SUPPLIED DATA =
+===+

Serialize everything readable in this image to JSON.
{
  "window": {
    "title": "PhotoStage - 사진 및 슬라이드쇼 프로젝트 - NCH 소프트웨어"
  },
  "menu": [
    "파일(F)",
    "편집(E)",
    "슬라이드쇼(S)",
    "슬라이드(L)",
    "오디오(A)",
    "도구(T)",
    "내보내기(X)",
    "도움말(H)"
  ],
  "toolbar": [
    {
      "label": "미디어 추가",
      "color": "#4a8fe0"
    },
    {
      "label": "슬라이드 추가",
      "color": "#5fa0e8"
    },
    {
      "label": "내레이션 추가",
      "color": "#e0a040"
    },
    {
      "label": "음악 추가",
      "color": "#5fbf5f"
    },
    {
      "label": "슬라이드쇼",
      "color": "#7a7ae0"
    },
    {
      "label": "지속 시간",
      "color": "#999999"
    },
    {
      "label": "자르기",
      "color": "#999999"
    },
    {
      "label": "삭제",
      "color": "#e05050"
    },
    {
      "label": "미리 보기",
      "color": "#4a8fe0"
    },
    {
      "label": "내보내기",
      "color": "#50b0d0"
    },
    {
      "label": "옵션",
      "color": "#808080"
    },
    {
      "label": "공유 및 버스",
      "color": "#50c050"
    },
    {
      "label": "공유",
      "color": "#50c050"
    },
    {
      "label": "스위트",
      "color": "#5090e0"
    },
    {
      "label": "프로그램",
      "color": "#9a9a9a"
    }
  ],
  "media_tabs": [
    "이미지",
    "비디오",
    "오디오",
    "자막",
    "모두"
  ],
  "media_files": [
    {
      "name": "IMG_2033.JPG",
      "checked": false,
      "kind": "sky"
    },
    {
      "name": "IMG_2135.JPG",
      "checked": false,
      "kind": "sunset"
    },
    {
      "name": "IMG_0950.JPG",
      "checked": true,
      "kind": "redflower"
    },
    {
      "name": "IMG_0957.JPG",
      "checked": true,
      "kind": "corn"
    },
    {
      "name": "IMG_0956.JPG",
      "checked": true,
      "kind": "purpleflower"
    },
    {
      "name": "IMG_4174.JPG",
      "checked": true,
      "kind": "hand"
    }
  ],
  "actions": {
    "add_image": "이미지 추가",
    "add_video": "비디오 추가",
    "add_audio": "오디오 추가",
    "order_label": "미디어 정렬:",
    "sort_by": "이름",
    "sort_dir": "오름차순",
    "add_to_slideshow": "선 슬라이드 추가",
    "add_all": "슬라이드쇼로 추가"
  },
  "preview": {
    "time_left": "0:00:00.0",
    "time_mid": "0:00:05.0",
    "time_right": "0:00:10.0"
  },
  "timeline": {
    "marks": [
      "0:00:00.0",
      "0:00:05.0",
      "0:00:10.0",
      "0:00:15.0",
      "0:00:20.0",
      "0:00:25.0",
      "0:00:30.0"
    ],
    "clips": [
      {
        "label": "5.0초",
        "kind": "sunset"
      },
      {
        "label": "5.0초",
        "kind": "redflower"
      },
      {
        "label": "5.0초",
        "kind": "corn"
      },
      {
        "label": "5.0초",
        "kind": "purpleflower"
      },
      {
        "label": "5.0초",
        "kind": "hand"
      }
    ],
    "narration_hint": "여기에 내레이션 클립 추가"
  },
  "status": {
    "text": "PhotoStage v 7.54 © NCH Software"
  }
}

+===+

PROBLEM = Output all preceding records character for character.

RESULT OF THIS EXERCISE =
Serialize everything readable in this image to JSON.
{
  "window": {
    "title": "PhotoStage - 사진 및 슬라이드쇼 프로젝트 - NCH 소프트웨어"
  },
  "menu": [
    "파일(F)",
    "편집(E)",
    "슬라이드쇼(S)",
    "슬라이드(L)",
    "오디오(A)",
    "도구(T)",
    "내보내기(X)",
    "도움말(H)"
  ],
  "toolbar": [
    {
      "label": "미디어 추가",
      "color": "#4a8fe0"
    },
    {
      "label": "슬라이드 추가",
      "color": "#5fa0e8"
    },
    {
      "label": "내레이션 추가",
      "color": "#e0a040"
    },
    {
      "label": "음악 추가",
      "color": "#5fbf5f"
    },
    {
      "label": "슬라이드쇼",
      "color": "#7a7ae0"
    },
    {
      "label": "지속 시간",
      "color": "#999999"
    },
    {
      "label": "자르기",
      "color": "#999999"
    },
    {
      "label": "삭제",
      "color": "#e05050"
    },
    {
      "label": "미리 보기",
      "color": "#4a8fe0"
    },
    {
      "label": "내보내기",
      "color": "#50b0d0"
    },
    {
      "label": "옵션",
      "color": "#808080"
    },
    {
      "label": "공유 및 버스",
      "color": "#50c050"
    },
    {
      "label": "공유",
      "color": "#50c050"
    },
    {
      "label": "스위트",
      "color": "#5090e0"
    },
    {
      "label": "프로그램",
      "color": "#9a9a9a"
    }
  ],
  "media_tabs": [
    "이미지",
    "비디오",
    "오디오",
    "자막",
    "모두"
  ],
  "media_files": [
    {
      "name": "IMG_2033.JPG",
      "checked": false,
      "kind": "sky"
    },
    {
      "name": "IMG_2135.JPG",
      "checked": false,
      "kind": "sunset"
    },
    {
      "name": "IMG_0950.JPG",
      "checked": true,
      "kind": "redflower"
    },
    {
      "name": "IMG_0957.JPG",
      "checked": true,
      "kind": "corn"
    },
    {
      "name": "IMG_0956.JPG",
      "checked": true,
      "kind": "purpleflower"
    },
    {
      "name": "IMG_4174.JPG",
      "checked": true,
      "kind": "hand"
    }
  ],
  "actions": {
    "add_image": "이미지 추가",
    "add_video": "비디오 추가",
    "add_audio": "오디오 추가",
    "order_label": "미디어 정렬:",
    "sort_by": "이름",
    "sort_dir": "오름차순",
    "add_to_slideshow": "선 슬라이드 추가",
    "add_all": "슬라이드쇼로 추가"
  },
  "preview": {
    "time_left": "0:00:00.0",
    "time_mid": "0:00:05.0",
    "time_right": "0:00:10.0"
  },
  "timeline": {
    "marks": [
      "0:00:00.0",
      "0:00:05.0",
      "0:00:10.0",
      "0:00:15.0",
      "0:00:20.0",
      "0:00:25.0",
      "0:00:30.0"
    ],
    "clips": [
      {
        "label": "5.0초",
        "kind": "sunset"
      },
      {
        "label": "5.0초",
        "kind": "redflower"
      },
      {
        "label": "5.0초",
        "kind": "corn"
      },
      {
        "label": "5.0초",
        "kind": "purpleflower"
      },
      {
        "label": "5.0초",
        "kind": "hand"
      }
    ],
    "narration_hint": "여기에 내레이션 클립 추가"
  },
  "status": {
    "text": "PhotoStage v 7.54 © NCH Software"
  }
}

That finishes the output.